What the exercise asks:
Filter the entries that follow, copying every line in which the word "text" appears.

Records shown:
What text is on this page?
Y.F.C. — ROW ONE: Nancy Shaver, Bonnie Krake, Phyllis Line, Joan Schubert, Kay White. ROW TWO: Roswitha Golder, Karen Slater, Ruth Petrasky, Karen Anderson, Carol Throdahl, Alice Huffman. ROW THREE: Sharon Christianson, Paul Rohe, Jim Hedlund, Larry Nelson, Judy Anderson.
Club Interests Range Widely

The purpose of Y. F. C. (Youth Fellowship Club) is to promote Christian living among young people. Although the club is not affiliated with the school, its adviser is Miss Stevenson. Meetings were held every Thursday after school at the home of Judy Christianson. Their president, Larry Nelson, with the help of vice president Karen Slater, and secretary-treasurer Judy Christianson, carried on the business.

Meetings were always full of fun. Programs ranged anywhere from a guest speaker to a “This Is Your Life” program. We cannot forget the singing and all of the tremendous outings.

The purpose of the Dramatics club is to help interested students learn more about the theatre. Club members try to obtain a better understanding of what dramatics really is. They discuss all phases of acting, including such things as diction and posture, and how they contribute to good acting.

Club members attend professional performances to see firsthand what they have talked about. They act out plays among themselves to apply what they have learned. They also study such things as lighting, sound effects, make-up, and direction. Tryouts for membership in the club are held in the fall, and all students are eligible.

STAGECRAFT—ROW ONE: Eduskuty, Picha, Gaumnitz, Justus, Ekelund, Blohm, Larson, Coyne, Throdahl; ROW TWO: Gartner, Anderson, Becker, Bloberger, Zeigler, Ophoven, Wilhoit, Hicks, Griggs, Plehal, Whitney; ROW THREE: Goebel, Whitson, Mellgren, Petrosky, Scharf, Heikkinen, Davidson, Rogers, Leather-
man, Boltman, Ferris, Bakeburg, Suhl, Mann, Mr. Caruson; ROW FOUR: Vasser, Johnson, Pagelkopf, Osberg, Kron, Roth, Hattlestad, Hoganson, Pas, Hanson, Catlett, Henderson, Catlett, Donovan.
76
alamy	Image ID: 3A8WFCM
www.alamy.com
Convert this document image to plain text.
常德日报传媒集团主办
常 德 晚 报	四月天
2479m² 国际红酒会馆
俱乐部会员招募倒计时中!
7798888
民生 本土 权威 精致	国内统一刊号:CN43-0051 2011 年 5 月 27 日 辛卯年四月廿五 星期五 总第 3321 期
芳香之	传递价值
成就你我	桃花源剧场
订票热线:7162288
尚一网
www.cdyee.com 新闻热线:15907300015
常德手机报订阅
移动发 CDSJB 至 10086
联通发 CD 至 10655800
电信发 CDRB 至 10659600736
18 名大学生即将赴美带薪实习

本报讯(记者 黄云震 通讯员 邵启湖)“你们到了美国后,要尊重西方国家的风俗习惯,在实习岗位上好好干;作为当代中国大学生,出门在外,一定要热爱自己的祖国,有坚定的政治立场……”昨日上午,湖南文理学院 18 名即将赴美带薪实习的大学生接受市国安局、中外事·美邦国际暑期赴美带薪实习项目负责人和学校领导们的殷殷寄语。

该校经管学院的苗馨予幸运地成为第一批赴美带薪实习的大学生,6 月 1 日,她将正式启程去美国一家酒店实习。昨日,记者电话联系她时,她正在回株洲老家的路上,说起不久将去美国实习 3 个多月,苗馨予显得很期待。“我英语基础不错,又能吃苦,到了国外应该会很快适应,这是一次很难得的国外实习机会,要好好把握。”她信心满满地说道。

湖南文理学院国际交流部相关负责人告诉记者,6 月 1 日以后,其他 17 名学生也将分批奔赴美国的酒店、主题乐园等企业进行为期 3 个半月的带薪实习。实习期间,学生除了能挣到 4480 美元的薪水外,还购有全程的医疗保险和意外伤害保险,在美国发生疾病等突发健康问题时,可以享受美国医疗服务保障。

Written answer:
What text is on this page?
Convert this document image to plain text.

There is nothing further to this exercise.